Pull out every line below that contains the word "JSON".

— Data for this exercise —
┄┄┄┄┄┄┄┄┄┄┄┄┄┄┄┄┄┄┄┄

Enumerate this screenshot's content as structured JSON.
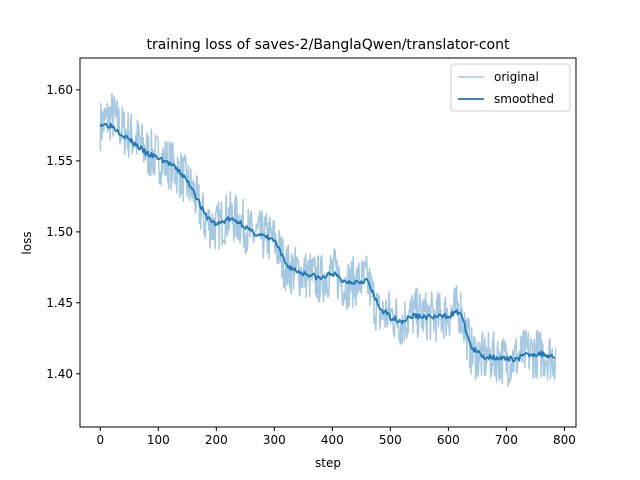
{
  "chart_data": {
    "type": "line",
    "title": "training loss of saves-2/BanglaQwen/translator-cont",
    "xlabel": "step",
    "ylabel": "loss",
    "xlim": [
      -35,
      820
    ],
    "ylim": [
      1.3625,
      1.6225
    ],
    "x_ticks": [
      0,
      100,
      200,
      300,
      400,
      500,
      600,
      700,
      800
    ],
    "y_ticks": [
      1.4,
      1.45,
      1.5,
      1.55,
      1.6
    ],
    "y_tick_labels": [
      "1.40",
      "1.45",
      "1.50",
      "1.55",
      "1.60"
    ],
    "legend": {
      "position": "upper right"
    },
    "x_max": 785,
    "series": [
      {
        "name": "original",
        "color": "#a6c8e1",
        "x": [
          0,
          20,
          40,
          60,
          80,
          100,
          120,
          140,
          160,
          180,
          200,
          220,
          240,
          260,
          280,
          300,
          320,
          340,
          360,
          380,
          400,
          420,
          440,
          460,
          480,
          500,
          520,
          540,
          560,
          580,
          600,
          620,
          640,
          660,
          680,
          700,
          720,
          740,
          760,
          785
        ],
        "values": [
          1.575,
          1.582,
          1.571,
          1.566,
          1.556,
          1.552,
          1.548,
          1.54,
          1.528,
          1.508,
          1.503,
          1.511,
          1.508,
          1.498,
          1.497,
          1.494,
          1.475,
          1.472,
          1.469,
          1.466,
          1.473,
          1.463,
          1.465,
          1.466,
          1.442,
          1.442,
          1.436,
          1.443,
          1.441,
          1.44,
          1.442,
          1.446,
          1.415,
          1.411,
          1.412,
          1.409,
          1.412,
          1.415,
          1.414,
          1.412
        ]
      },
      {
        "name": "smoothed",
        "color": "#1f77b4",
        "x": [
          0,
          20,
          40,
          60,
          80,
          100,
          120,
          140,
          160,
          180,
          200,
          220,
          240,
          260,
          280,
          300,
          320,
          340,
          360,
          380,
          400,
          420,
          440,
          460,
          480,
          500,
          520,
          540,
          560,
          580,
          600,
          620,
          640,
          660,
          680,
          700,
          720,
          740,
          760,
          785
        ],
        "values": [
          1.576,
          1.575,
          1.568,
          1.562,
          1.555,
          1.552,
          1.548,
          1.541,
          1.53,
          1.512,
          1.505,
          1.509,
          1.507,
          1.5,
          1.497,
          1.494,
          1.477,
          1.472,
          1.47,
          1.467,
          1.471,
          1.465,
          1.465,
          1.466,
          1.447,
          1.44,
          1.437,
          1.441,
          1.44,
          1.44,
          1.441,
          1.444,
          1.418,
          1.412,
          1.412,
          1.41,
          1.411,
          1.414,
          1.414,
          1.412
        ]
      }
    ]
  }
}
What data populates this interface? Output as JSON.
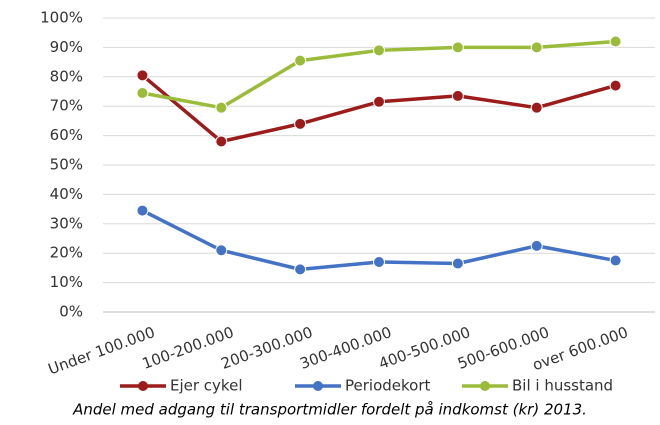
{
  "chart_data": {
    "type": "line",
    "title": "Andel med adgang til transportmidler fordelt på indkomst (kr) 2013.",
    "categories": [
      "Under 100.000",
      "100-200.000",
      "200-300.000",
      "300-400.000",
      "400-500.000",
      "500-600.000",
      "over 600.000"
    ],
    "series": [
      {
        "name": "Ejer cykel",
        "color": "#9c1c1c",
        "values": [
          80.5,
          58,
          64,
          71.5,
          73.5,
          69.5,
          77
        ]
      },
      {
        "name": "Periodekort",
        "color": "#4472c4",
        "values": [
          34.5,
          21,
          14.5,
          17,
          16.5,
          22.5,
          17.5
        ]
      },
      {
        "name": "Bil i husstand",
        "color": "#9bbb3b",
        "values": [
          74.5,
          69.5,
          85.5,
          89,
          90,
          90,
          92
        ]
      }
    ],
    "ylim": [
      0,
      100
    ],
    "yticks": [
      {
        "value": 0,
        "label": "0%"
      },
      {
        "value": 10,
        "label": "10%"
      },
      {
        "value": 20,
        "label": "20%"
      },
      {
        "value": 30,
        "label": "30%"
      },
      {
        "value": 40,
        "label": "40%"
      },
      {
        "value": 50,
        "label": "50%"
      },
      {
        "value": 60,
        "label": "60%"
      },
      {
        "value": 70,
        "label": "70%"
      },
      {
        "value": 80,
        "label": "80%"
      },
      {
        "value": 90,
        "label": "90%"
      },
      {
        "value": 100,
        "label": "100%"
      }
    ],
    "grid": true,
    "legend": "bottom"
  }
}
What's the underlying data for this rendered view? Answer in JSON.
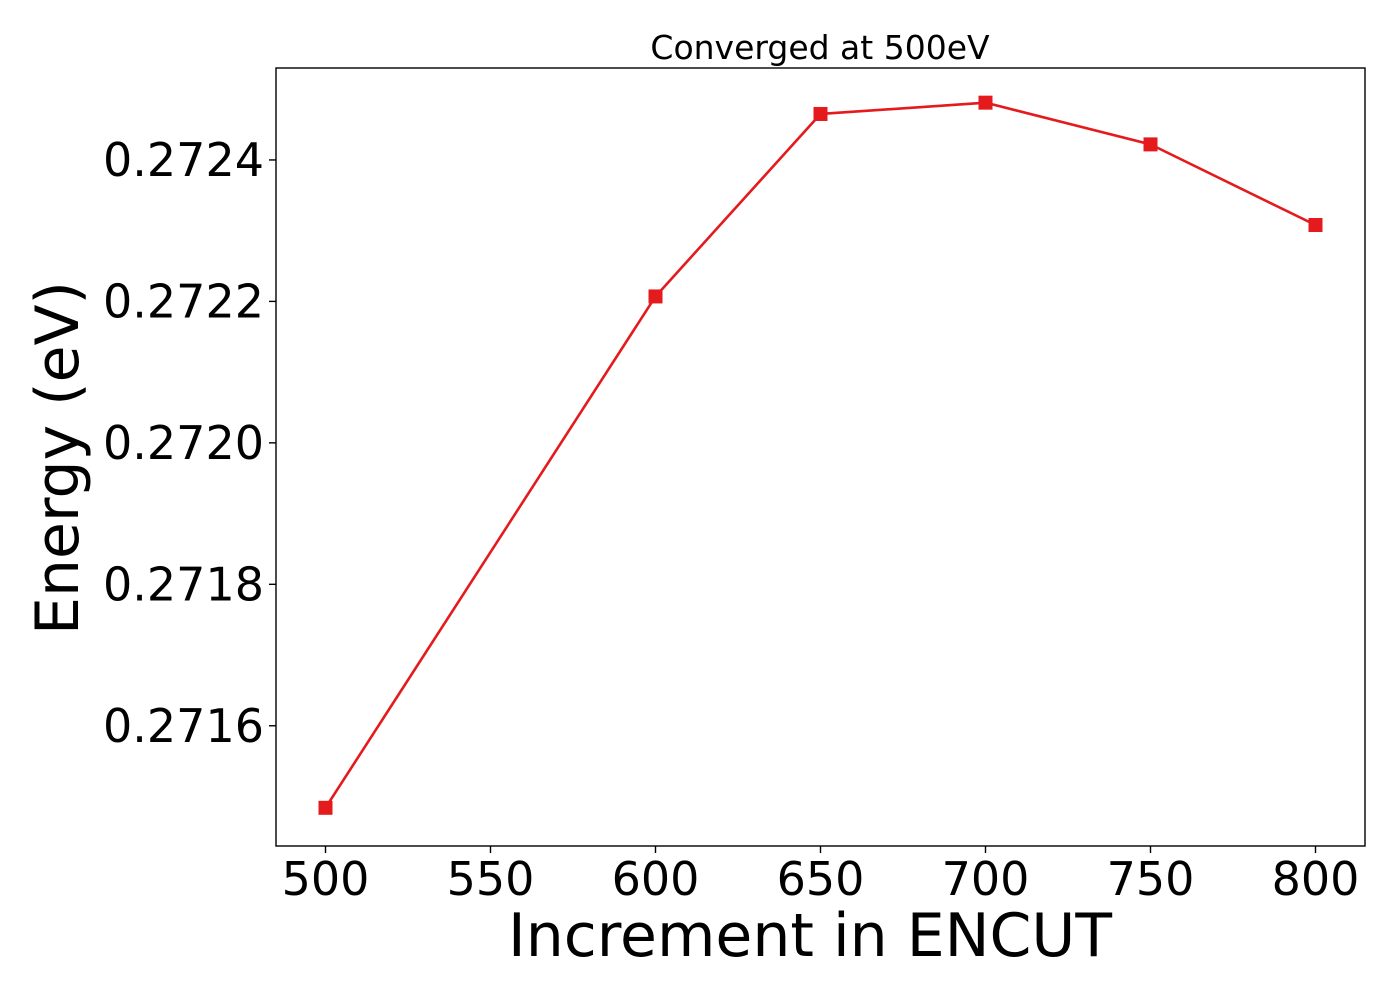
{
  "chart_data": {
    "type": "line",
    "title": "Converged at 500eV",
    "xlabel": "Increment in ENCUT",
    "ylabel": "Energy (eV)",
    "x": [
      500,
      600,
      650,
      700,
      750,
      800
    ],
    "series": [
      {
        "values": [
          0.271484,
          0.272207,
          0.272465,
          0.272481,
          0.272422,
          0.272308
        ],
        "color": "#e41a1c",
        "marker": "square"
      }
    ],
    "xlim": [
      485,
      815
    ],
    "ylim": [
      0.27143,
      0.27253
    ],
    "xticks": [
      500,
      550,
      600,
      650,
      700,
      750,
      800
    ],
    "xtick_labels": [
      "500",
      "550",
      "600",
      "650",
      "700",
      "750",
      "800"
    ],
    "yticks": [
      0.2716,
      0.2718,
      0.272,
      0.2722,
      0.2724
    ],
    "ytick_labels": [
      "0.2716",
      "0.2718",
      "0.2720",
      "0.2722",
      "0.2724"
    ],
    "grid": false,
    "legend": false
  }
}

┄┄┄┄┄┄┄┄┄┄┄┄┄┄┄┄┄┄┄┄

— Output —
Enumerate this screenshot's content as structured JSON.
What data populates this interface? Output as JSON.
What's the underlying data for this rendered view? Answer in JSON.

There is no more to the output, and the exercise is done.